WHAT IS BEING ASKED → Leave out the pictures and repeat the rest of the material exactly.

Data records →
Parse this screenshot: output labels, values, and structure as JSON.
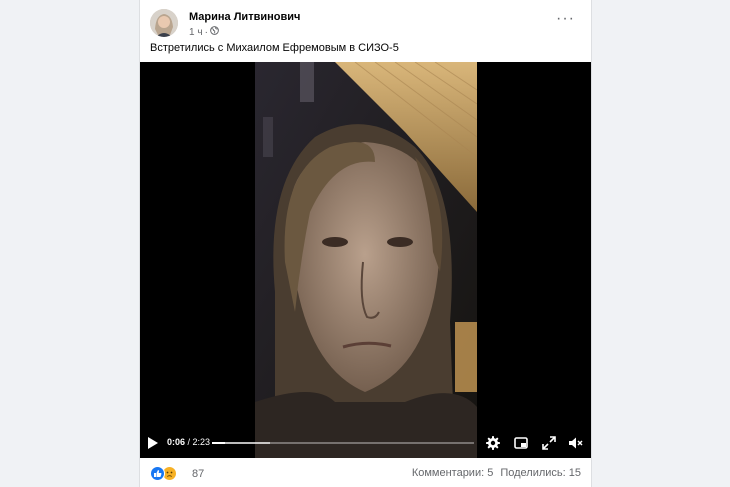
{
  "post": {
    "author": "Марина Литвинович",
    "time": "1 ч",
    "privacy_icon": "globe-icon",
    "text": "Встретились с Михаилом Ефремовым в СИЗО-5"
  },
  "video": {
    "current_time": "0:06",
    "duration": "/ 2:23",
    "progress_fraction": 0.05,
    "buffered_fraction": 0.22
  },
  "footer": {
    "reaction_icons": [
      "like-icon",
      "sad-icon"
    ],
    "reaction_count": "87",
    "comments": "Комментарии: 5",
    "shares": "Поделились: 15"
  },
  "colors": {
    "background": "#f0f2f5",
    "card": "#ffffff",
    "secondary_text": "#65676b",
    "like_blue": "#1877f2",
    "sad_yellow": "#f7b125"
  }
}
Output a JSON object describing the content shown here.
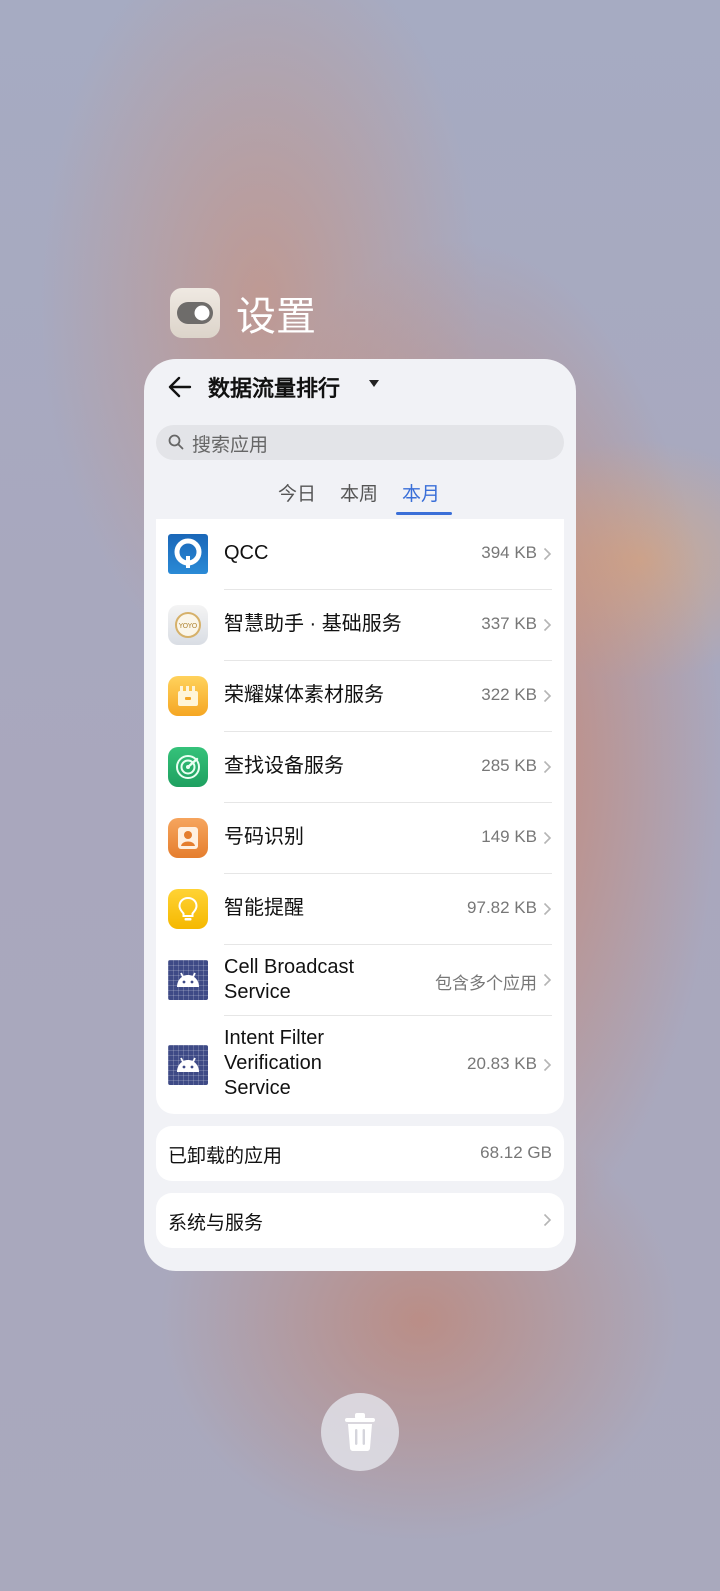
{
  "app": {
    "title": "设置",
    "icon": "settings-toggle-icon"
  },
  "page": {
    "title": "数据流量排行"
  },
  "search": {
    "placeholder": "搜索应用"
  },
  "tabs": [
    {
      "label": "今日",
      "active": false
    },
    {
      "label": "本周",
      "active": false
    },
    {
      "label": "本月",
      "active": true
    }
  ],
  "apps": [
    {
      "name": "QCC",
      "value": "394 KB",
      "icon": "qcc-icon"
    },
    {
      "name": "智慧助手 · 基础服务",
      "value": "337 KB",
      "icon": "yoyo-assistant-icon"
    },
    {
      "name": "荣耀媒体素材服务",
      "value": "322 KB",
      "icon": "media-assets-icon"
    },
    {
      "name": "查找设备服务",
      "value": "285 KB",
      "icon": "find-device-icon"
    },
    {
      "name": "号码识别",
      "value": "149 KB",
      "icon": "number-id-icon"
    },
    {
      "name": "智能提醒",
      "value": "97.82 KB",
      "icon": "smart-reminder-icon"
    },
    {
      "name_lines": [
        "Cell Broadcast",
        "Service"
      ],
      "value": "包含多个应用",
      "icon": "android-icon"
    },
    {
      "name_lines": [
        "Intent Filter",
        "Verification",
        "Service"
      ],
      "value": "20.83 KB",
      "icon": "android-icon"
    }
  ],
  "uninstalled": {
    "label": "已卸载的应用",
    "value": "68.12 GB"
  },
  "system": {
    "label": "系统与服务"
  },
  "colors": {
    "accent": "#3a6fd8",
    "card_bg": "#f1f2f6"
  }
}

FINAL RESULT →
Parse this screenshot: output labels, values, and structure as JSON.
{
  "post": {
    "author": "Марина Литвинович",
    "time": "1 ч",
    "privacy_icon": "globe-icon",
    "text": "Встретились с Михаилом Ефремовым в СИЗО-5"
  },
  "video": {
    "current_time": "0:06",
    "duration": "/ 2:23",
    "progress_fraction": 0.05,
    "buffered_fraction": 0.22
  },
  "footer": {
    "reaction_icons": [
      "like-icon",
      "sad-icon"
    ],
    "reaction_count": "87",
    "comments": "Комментарии: 5",
    "shares": "Поделились: 15"
  },
  "colors": {
    "background": "#f0f2f5",
    "card": "#ffffff",
    "secondary_text": "#65676b",
    "like_blue": "#1877f2",
    "sad_yellow": "#f7b125"
  }
}
Output a JSON object describing the content shown here.
{
  "app": {
    "title": "设置",
    "icon": "settings-toggle-icon"
  },
  "page": {
    "title": "数据流量排行"
  },
  "search": {
    "placeholder": "搜索应用"
  },
  "tabs": [
    {
      "label": "今日",
      "active": false
    },
    {
      "label": "本周",
      "active": false
    },
    {
      "label": "本月",
      "active": true
    }
  ],
  "apps": [
    {
      "name": "QCC",
      "value": "394 KB",
      "icon": "qcc-icon"
    },
    {
      "name": "智慧助手 · 基础服务",
      "value": "337 KB",
      "icon": "yoyo-assistant-icon"
    },
    {
      "name": "荣耀媒体素材服务",
      "value": "322 KB",
      "icon": "media-assets-icon"
    },
    {
      "name": "查找设备服务",
      "value": "285 KB",
      "icon": "find-device-icon"
    },
    {
      "name": "号码识别",
      "value": "149 KB",
      "icon": "number-id-icon"
    },
    {
      "name": "智能提醒",
      "value": "97.82 KB",
      "icon": "smart-reminder-icon"
    },
    {
      "name_lines": [
        "Cell Broadcast",
        "Service"
      ],
      "value": "包含多个应用",
      "icon": "android-icon"
    },
    {
      "name_lines": [
        "Intent Filter",
        "Verification",
        "Service"
      ],
      "value": "20.83 KB",
      "icon": "android-icon"
    }
  ],
  "uninstalled": {
    "label": "已卸载的应用",
    "value": "68.12 GB"
  },
  "system": {
    "label": "系统与服务"
  },
  "colors": {
    "accent": "#3a6fd8",
    "card_bg": "#f1f2f6"
  }
}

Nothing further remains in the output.